- **Set problem**: Transcribe each line of the records below exactly, excluding any embedded images.

----- Dataset extract -----

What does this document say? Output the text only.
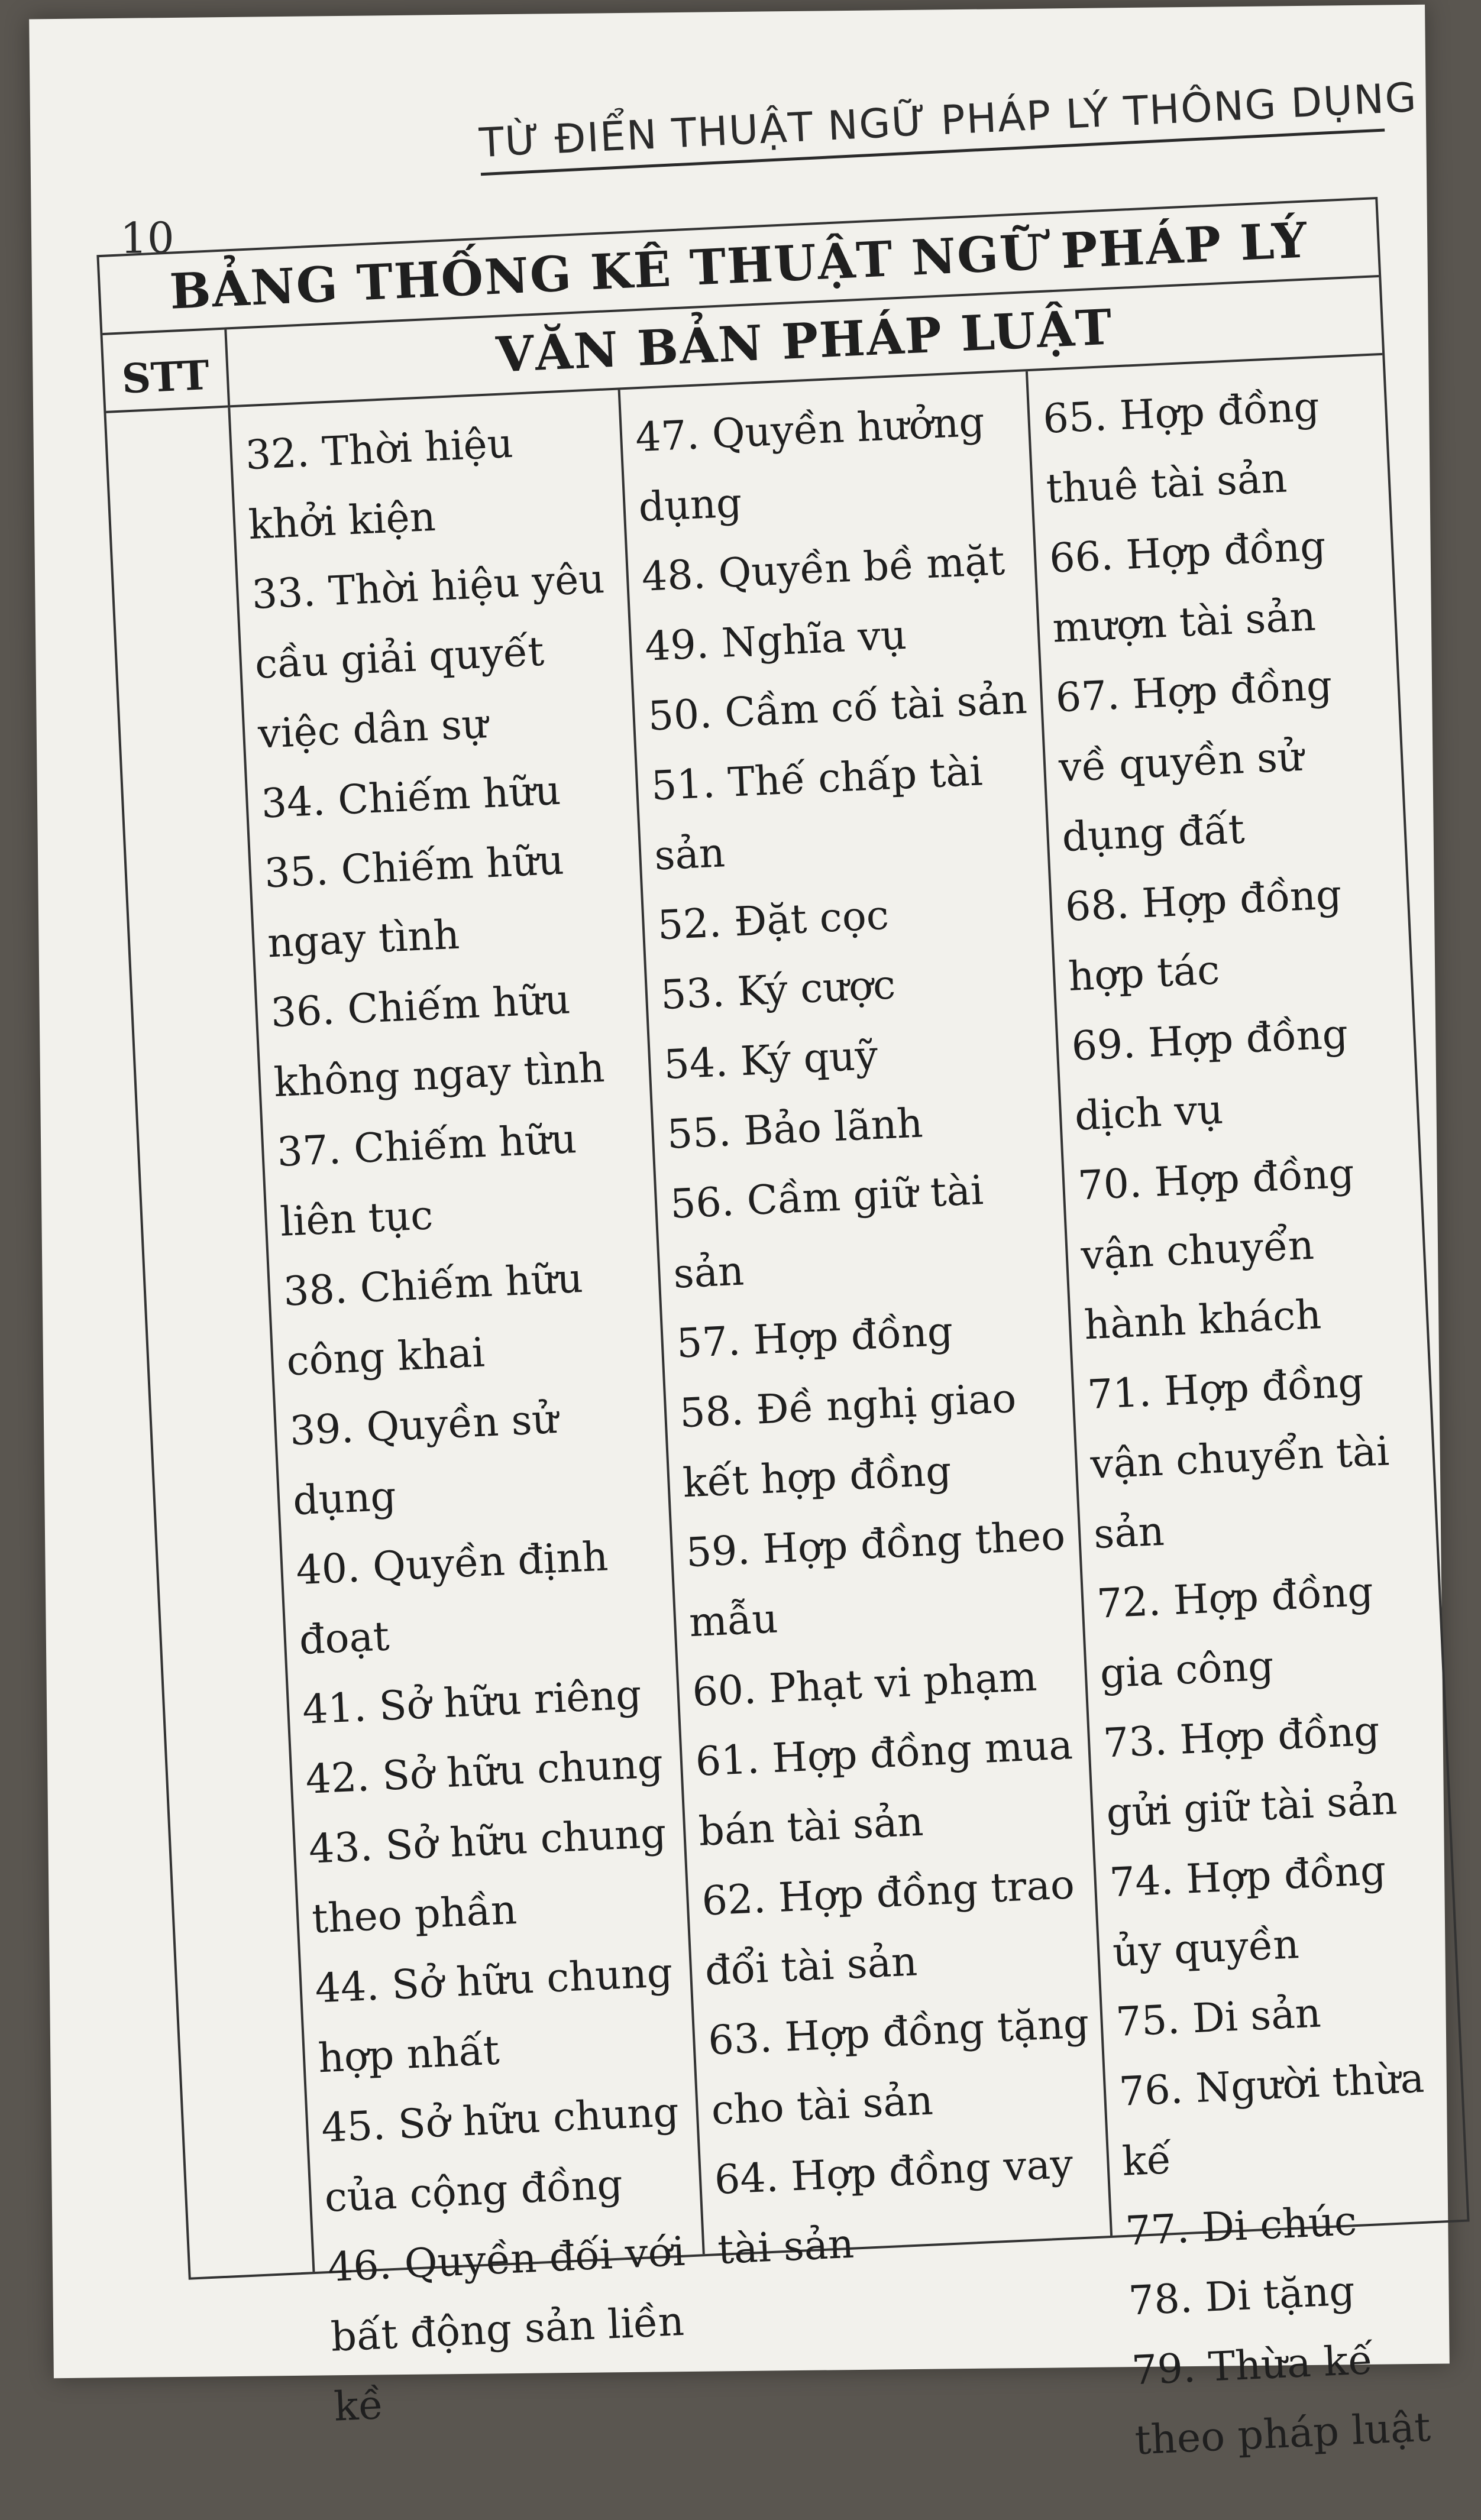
TỪ ĐIỂN THUẬT NGỮ PHÁP LÝ THÔNG DỤNG
10
BẢNG THỐNG KÊ THUẬT NGỮ PHÁP LÝ
STT	VĂN BẢN PHÁP LUẬT
32 . Thời hiệu khởi kiện
33 . Thời hiệu yêu cầu giải quyết việc dân sự
34 . Chiếm hữu
35 . Chiếm hữu ngay tình
36 . Chiếm hữu không ngay tình
37 . Chiếm hữu liên tục
38 . Chiếm hữu công khai
39 . Quyền sử dụng
40 . Quyền định đoạt
41 . Sở hữu riêng
42 . Sở hữu chung
43 . Sở hữu chung theo phần
44 . Sở hữu chung hợp nhất
45 . Sở hữu chung của cộng đồng
46 . Quyền đối với bất động sản liền kề
47 . Quyền hưởng dụng
48 . Quyền bề mặt
49 . Nghĩa vụ
50 . Cầm cố tài sản
51 . Thế chấp tài sản
52 . Đặt cọc
53 . Ký cược
54 . Ký quỹ
55 . Bảo lãnh
56 . Cầm giữ tài sản
57 . Hợp đồng
58 . Đề nghị giao kết hợp đồng
59 . Hợp đồng theo mẫu
60 . Phạt vi phạm
61 . Hợp đồng mua bán tài sản
62 . Hợp đồng trao đổi tài sản
63 . Hợp đồng tặng cho tài sản
64 . Hợp đồng vay tài sản
65 . Hợp đồng thuê tài sản
66 . Hợp đồng mượn tài sản
67 . Hợp đồng về quyền sử dụng đất
68 . Hợp đồng hợp tác
69 . Hợp đồng dịch vụ
70 . Hợp đồng vận chuyển hành khách
71 . Hợp đồng vận chuyển tài sản
72 . Hợp đồng gia công
73 . Hợp đồng gửi giữ tài sản
74 . Hợp đồng ủy quyền
75 . Di sản
76 . Người thừa kế
77 . Di chúc
78 . Di tặng
79 . Thừa kế theo pháp luật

-----

- **Exercise solution**:
What does this document say? Output the text only.
TỪ ĐIỂN THUẬT NGỮ PHÁP LÝ THÔNG DỤNG
10
BẢNG THỐNG KÊ THUẬT NGỮ PHÁP LÝ
STT	VĂN BẢN PHÁP LUẬT
32 . Thời hiệu khởi kiện
33 . Thời hiệu yêu cầu giải quyết việc dân sự
34 . Chiếm hữu
35 . Chiếm hữu ngay tình
36 . Chiếm hữu không ngay tình
37 . Chiếm hữu liên tục
38 . Chiếm hữu công khai
39 . Quyền sử dụng
40 . Quyền định đoạt
41 . Sở hữu riêng
42 . Sở hữu chung
43 . Sở hữu chung theo phần
44 . Sở hữu chung hợp nhất
45 . Sở hữu chung của cộng đồng
46 . Quyền đối với bất động sản liền kề
47 . Quyền hưởng dụng
48 . Quyền bề mặt
49 . Nghĩa vụ
50 . Cầm cố tài sản
51 . Thế chấp tài sản
52 . Đặt cọc
53 . Ký cược
54 . Ký quỹ
55 . Bảo lãnh
56 . Cầm giữ tài sản
57 . Hợp đồng
58 . Đề nghị giao kết hợp đồng
59 . Hợp đồng theo mẫu
60 . Phạt vi phạm
61 . Hợp đồng mua bán tài sản
62 . Hợp đồng trao đổi tài sản
63 . Hợp đồng tặng cho tài sản
64 . Hợp đồng vay tài sản
65 . Hợp đồng thuê tài sản
66 . Hợp đồng mượn tài sản
67 . Hợp đồng về quyền sử dụng đất
68 . Hợp đồng hợp tác
69 . Hợp đồng dịch vụ
70 . Hợp đồng vận chuyển hành khách
71 . Hợp đồng vận chuyển tài sản
72 . Hợp đồng gia công
73 . Hợp đồng gửi giữ tài sản
74 . Hợp đồng ủy quyền
75 . Di sản
76 . Người thừa kế
77 . Di chúc
78 . Di tặng
79 . Thừa kế theo pháp luật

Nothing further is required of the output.